───── PROVIDED RECORDS ─────

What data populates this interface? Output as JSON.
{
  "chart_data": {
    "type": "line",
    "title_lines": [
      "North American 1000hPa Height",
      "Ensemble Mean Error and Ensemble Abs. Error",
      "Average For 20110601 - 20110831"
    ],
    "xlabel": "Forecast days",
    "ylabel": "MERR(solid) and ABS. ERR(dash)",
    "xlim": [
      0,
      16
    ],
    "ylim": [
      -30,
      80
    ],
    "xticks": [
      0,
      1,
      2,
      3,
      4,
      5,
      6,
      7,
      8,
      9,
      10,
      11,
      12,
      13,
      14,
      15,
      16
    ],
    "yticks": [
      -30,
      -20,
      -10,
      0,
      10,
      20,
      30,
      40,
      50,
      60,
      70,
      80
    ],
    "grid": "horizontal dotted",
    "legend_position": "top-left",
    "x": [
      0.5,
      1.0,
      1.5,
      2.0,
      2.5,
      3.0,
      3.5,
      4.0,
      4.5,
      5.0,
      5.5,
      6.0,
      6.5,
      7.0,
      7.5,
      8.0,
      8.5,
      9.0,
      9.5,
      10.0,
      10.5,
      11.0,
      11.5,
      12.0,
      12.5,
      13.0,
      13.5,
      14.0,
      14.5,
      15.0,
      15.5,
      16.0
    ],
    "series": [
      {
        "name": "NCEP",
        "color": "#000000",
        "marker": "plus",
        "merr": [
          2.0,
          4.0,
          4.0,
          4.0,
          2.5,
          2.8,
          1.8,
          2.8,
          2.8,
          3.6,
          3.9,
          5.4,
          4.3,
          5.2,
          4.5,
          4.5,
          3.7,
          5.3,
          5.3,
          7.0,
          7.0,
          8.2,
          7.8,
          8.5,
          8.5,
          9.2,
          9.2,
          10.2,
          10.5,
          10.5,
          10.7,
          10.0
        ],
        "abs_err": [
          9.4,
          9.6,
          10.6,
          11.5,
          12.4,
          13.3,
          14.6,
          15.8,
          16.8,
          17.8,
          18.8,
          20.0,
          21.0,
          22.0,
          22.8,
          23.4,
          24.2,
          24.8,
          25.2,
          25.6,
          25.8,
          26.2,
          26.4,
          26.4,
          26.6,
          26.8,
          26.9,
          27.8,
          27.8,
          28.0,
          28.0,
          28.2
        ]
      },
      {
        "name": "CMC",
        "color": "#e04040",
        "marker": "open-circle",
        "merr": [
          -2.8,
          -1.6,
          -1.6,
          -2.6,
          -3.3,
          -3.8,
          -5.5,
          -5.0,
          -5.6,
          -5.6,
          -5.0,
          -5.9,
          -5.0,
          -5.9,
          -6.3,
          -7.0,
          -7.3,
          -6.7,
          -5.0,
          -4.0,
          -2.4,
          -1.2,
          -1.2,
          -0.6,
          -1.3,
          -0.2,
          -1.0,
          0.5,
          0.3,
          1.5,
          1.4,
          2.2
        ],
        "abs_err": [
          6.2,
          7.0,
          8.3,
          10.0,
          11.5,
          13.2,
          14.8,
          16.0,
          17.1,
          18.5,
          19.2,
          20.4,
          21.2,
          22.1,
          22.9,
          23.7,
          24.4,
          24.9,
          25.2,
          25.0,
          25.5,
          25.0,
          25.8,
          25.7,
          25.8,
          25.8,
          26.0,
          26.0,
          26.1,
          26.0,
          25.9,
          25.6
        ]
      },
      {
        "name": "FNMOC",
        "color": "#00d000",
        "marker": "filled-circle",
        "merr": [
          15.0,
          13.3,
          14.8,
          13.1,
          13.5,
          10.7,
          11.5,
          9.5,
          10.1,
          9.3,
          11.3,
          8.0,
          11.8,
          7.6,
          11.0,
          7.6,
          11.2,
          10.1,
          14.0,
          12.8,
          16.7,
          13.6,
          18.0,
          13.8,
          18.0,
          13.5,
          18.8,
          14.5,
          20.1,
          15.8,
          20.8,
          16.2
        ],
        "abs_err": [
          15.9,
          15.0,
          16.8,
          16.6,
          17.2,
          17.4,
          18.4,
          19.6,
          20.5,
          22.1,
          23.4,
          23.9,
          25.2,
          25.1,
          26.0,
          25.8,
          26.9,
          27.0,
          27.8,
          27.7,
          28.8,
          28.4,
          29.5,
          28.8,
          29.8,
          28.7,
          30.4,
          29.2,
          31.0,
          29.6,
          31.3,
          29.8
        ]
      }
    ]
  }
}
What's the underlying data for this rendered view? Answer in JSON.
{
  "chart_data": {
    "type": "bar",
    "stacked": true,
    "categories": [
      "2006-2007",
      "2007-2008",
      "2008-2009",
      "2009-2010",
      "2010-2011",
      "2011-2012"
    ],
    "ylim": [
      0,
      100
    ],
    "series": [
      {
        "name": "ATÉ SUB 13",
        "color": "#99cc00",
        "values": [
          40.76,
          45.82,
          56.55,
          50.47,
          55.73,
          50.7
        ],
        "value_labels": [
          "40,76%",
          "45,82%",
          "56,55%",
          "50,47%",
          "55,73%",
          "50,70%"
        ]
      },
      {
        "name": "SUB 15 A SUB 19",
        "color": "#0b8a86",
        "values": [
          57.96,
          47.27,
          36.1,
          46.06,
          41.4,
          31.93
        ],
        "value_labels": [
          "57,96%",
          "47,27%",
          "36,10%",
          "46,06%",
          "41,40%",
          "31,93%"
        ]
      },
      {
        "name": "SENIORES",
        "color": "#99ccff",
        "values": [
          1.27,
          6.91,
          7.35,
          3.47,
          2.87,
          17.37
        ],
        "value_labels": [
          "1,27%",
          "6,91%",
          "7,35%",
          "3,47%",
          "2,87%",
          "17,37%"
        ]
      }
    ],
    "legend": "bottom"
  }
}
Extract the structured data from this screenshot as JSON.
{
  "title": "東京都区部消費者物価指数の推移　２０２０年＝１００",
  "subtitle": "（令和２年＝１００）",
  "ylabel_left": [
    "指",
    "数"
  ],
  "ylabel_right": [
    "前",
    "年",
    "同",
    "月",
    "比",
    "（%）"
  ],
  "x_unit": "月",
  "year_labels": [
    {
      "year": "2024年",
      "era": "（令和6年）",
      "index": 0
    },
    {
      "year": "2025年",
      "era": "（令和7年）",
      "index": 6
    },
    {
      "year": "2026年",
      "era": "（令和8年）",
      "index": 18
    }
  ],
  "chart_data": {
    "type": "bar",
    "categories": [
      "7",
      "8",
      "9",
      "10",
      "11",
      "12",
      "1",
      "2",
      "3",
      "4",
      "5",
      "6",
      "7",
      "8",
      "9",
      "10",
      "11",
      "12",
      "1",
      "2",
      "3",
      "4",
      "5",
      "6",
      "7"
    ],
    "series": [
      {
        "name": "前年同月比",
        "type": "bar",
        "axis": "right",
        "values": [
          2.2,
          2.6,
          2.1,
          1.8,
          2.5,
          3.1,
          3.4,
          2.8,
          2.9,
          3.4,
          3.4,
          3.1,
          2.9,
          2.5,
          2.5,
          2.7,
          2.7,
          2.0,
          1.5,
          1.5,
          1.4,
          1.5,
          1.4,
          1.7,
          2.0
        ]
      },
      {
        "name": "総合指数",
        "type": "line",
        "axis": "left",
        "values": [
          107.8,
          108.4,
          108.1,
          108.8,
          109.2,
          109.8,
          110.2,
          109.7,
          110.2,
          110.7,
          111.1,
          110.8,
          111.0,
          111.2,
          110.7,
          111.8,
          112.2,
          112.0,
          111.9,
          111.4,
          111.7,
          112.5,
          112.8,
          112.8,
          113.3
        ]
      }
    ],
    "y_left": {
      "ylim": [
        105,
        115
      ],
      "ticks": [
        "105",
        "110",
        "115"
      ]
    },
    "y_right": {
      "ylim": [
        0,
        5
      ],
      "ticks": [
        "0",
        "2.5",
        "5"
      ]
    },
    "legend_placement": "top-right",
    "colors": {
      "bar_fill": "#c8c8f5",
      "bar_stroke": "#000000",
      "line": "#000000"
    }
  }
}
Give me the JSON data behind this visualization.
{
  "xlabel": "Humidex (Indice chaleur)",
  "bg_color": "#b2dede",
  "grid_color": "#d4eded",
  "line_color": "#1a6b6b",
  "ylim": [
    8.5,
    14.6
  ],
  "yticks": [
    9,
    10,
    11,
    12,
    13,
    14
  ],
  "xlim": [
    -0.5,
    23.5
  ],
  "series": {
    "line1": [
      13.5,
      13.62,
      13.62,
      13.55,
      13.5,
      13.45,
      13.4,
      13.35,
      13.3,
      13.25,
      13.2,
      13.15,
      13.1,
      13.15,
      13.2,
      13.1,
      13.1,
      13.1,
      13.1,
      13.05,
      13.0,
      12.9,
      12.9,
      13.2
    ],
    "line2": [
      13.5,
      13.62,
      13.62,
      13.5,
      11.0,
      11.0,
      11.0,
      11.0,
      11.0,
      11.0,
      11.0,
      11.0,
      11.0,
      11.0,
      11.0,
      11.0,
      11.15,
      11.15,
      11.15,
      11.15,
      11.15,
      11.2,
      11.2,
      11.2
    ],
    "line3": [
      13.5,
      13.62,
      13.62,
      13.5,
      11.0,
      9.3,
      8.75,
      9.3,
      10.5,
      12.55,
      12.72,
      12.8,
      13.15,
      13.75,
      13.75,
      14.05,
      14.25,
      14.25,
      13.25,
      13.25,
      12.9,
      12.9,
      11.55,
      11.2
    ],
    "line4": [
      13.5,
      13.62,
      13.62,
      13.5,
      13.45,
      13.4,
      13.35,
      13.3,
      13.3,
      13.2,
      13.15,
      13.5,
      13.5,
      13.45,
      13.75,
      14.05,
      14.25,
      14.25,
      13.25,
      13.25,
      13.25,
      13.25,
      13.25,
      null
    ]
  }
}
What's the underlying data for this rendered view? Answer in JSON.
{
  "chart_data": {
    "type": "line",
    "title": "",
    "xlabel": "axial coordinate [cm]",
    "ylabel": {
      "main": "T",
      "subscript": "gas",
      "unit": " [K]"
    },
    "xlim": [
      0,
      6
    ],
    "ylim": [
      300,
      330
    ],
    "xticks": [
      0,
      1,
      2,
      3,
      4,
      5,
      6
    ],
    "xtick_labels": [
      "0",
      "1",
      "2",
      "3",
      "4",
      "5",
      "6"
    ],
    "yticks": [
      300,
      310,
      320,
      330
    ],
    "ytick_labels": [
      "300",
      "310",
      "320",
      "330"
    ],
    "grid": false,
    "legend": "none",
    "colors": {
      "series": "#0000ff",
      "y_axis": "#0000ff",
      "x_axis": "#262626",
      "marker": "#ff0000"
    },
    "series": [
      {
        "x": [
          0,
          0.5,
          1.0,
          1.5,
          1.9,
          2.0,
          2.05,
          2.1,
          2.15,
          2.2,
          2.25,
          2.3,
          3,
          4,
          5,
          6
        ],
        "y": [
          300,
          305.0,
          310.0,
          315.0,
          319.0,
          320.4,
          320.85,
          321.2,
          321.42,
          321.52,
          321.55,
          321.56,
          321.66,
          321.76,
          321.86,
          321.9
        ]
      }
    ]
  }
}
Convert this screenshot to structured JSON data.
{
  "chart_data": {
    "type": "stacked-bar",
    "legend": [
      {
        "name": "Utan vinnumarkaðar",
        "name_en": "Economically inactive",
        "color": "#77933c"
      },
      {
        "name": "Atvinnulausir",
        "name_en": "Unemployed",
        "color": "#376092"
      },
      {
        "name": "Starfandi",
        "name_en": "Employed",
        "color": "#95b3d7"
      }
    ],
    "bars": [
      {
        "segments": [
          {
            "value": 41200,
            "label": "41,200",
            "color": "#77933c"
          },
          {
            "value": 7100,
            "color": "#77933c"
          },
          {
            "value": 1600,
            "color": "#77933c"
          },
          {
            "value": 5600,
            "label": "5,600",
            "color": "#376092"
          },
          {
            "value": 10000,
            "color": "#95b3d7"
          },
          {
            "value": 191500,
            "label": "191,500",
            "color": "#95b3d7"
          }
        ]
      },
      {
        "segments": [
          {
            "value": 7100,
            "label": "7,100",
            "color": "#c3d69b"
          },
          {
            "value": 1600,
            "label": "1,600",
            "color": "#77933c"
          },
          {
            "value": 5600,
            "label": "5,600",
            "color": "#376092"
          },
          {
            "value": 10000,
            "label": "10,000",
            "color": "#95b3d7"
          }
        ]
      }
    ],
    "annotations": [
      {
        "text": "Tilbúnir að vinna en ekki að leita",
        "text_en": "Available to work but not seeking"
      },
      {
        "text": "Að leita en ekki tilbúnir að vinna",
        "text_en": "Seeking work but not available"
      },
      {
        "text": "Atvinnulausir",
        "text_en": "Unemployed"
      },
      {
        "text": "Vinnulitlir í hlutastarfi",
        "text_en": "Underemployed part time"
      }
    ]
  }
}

─────

Read the entries and show each line that mentions "work".

        "text_en": "Available to work but not seeking"
        "text_en": "Seeking work but not available"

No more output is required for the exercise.